▶ [EXERCISE DIRECTIONS]: Using the material below, copy every line where "Your" appears.

▶ [MATERIAL PROVIDED]:
start

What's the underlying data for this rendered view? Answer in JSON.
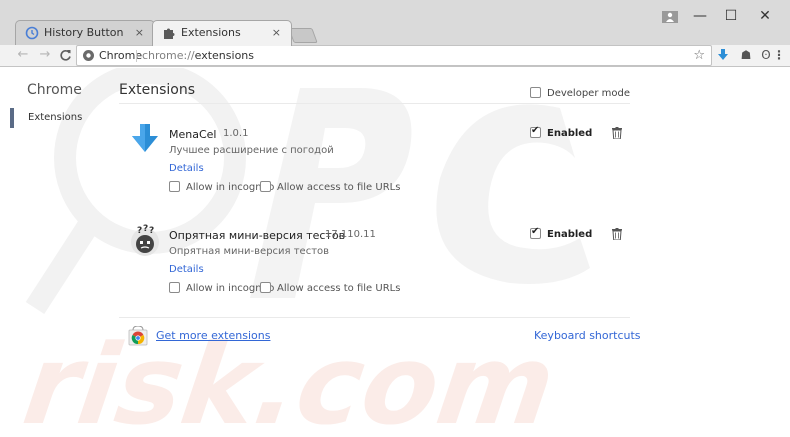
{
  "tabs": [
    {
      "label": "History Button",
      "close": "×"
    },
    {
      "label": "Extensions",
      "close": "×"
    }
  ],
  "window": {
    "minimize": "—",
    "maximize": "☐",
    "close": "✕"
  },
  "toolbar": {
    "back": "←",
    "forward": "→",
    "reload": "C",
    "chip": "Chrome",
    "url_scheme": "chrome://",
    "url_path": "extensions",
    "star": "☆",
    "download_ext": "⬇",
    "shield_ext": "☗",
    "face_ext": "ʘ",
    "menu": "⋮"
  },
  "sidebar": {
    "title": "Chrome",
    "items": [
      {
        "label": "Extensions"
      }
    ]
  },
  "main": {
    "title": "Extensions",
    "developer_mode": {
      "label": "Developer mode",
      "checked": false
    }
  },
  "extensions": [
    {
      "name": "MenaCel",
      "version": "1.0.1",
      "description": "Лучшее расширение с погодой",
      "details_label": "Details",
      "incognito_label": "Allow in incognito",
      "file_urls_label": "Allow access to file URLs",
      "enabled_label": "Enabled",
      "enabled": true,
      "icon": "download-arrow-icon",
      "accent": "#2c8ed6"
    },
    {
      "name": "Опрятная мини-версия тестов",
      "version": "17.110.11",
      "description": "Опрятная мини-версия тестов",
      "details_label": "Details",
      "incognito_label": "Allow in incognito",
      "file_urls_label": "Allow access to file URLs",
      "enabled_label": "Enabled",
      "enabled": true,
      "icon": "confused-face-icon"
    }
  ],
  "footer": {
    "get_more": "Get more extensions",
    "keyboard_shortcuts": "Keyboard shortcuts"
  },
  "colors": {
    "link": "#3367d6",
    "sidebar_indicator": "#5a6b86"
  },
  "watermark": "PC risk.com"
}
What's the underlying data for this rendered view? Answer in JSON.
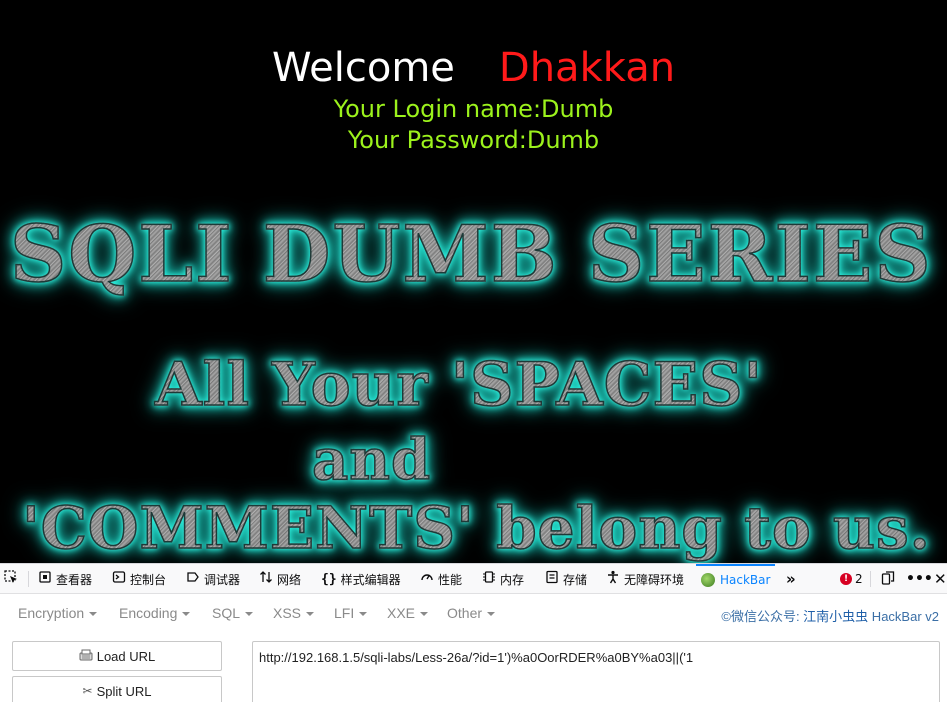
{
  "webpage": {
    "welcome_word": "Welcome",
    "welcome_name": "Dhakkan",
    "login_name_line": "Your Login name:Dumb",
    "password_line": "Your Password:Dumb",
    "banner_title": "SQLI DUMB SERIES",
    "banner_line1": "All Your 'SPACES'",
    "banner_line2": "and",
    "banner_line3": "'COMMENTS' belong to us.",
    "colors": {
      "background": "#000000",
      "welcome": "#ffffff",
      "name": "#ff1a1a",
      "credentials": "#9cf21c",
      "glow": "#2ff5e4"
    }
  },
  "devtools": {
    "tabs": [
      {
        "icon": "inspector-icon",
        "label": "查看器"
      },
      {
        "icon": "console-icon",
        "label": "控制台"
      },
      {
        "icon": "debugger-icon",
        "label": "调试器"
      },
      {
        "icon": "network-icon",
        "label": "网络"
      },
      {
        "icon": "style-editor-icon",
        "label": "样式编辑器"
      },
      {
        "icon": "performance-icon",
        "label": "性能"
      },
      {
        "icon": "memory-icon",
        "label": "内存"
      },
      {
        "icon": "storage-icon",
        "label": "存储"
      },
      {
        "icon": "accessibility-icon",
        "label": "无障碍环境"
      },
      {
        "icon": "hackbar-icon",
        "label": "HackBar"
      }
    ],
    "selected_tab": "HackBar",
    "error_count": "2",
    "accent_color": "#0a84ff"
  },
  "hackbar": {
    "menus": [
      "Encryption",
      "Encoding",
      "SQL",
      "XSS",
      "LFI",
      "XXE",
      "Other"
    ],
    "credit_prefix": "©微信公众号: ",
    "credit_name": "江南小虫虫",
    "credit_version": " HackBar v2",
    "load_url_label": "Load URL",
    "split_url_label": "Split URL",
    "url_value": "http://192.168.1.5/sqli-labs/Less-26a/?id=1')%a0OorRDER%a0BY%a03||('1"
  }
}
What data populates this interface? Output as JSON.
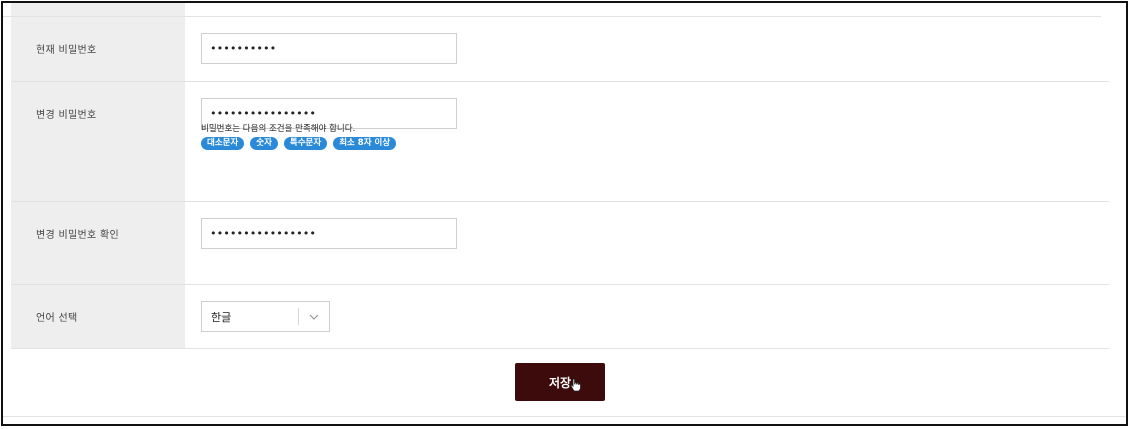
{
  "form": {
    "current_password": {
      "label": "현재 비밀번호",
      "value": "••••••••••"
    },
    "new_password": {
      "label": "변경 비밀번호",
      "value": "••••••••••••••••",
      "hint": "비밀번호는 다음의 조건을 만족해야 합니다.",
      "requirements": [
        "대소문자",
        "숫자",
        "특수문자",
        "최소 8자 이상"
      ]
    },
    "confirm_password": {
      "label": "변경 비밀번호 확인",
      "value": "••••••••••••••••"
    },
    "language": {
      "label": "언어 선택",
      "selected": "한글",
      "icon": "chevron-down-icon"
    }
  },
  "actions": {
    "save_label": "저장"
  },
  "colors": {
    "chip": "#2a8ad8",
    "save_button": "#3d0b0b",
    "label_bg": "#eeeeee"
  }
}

end
start

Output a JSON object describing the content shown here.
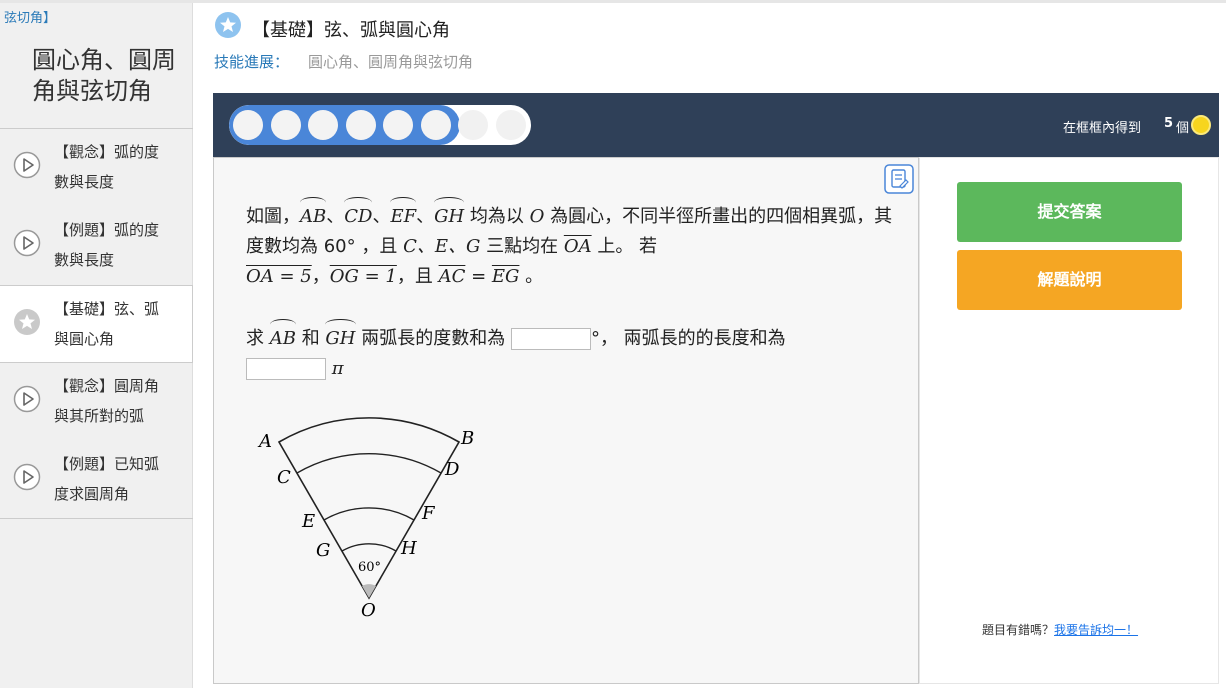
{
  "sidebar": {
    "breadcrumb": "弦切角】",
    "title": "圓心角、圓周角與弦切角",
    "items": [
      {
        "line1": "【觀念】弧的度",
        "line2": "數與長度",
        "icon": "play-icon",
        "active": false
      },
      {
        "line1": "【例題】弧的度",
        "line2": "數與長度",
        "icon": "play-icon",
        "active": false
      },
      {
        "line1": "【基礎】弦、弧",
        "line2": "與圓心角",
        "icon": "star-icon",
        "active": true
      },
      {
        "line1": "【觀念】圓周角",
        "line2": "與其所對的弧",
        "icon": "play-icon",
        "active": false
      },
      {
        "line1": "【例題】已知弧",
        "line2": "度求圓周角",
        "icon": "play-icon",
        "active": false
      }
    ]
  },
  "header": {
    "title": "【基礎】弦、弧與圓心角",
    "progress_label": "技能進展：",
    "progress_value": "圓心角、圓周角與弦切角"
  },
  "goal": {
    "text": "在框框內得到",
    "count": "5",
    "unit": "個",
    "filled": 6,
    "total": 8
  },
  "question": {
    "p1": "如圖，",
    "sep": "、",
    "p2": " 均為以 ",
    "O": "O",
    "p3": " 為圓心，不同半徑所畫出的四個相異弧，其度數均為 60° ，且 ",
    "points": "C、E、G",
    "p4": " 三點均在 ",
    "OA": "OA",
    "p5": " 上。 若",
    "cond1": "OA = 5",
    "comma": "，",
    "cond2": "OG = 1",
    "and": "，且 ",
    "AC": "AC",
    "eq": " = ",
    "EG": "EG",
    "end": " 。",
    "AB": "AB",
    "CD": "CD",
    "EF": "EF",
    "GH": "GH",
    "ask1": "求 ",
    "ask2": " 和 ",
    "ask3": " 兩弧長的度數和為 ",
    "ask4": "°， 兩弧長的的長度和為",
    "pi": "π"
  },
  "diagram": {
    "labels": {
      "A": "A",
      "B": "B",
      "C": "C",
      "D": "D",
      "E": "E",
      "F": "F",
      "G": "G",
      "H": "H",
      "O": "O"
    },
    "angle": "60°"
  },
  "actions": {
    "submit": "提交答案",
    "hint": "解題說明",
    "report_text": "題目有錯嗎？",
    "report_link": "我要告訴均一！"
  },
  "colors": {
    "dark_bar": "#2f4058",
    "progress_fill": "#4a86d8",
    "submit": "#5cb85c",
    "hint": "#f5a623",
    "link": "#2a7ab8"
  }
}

end

▶ [RESULT]:
    "login_name_line": "Your Login name:Dumb",
    "password_line": "Your Password:Dumb",
    "banner_line1": "All Your 'SPACES'",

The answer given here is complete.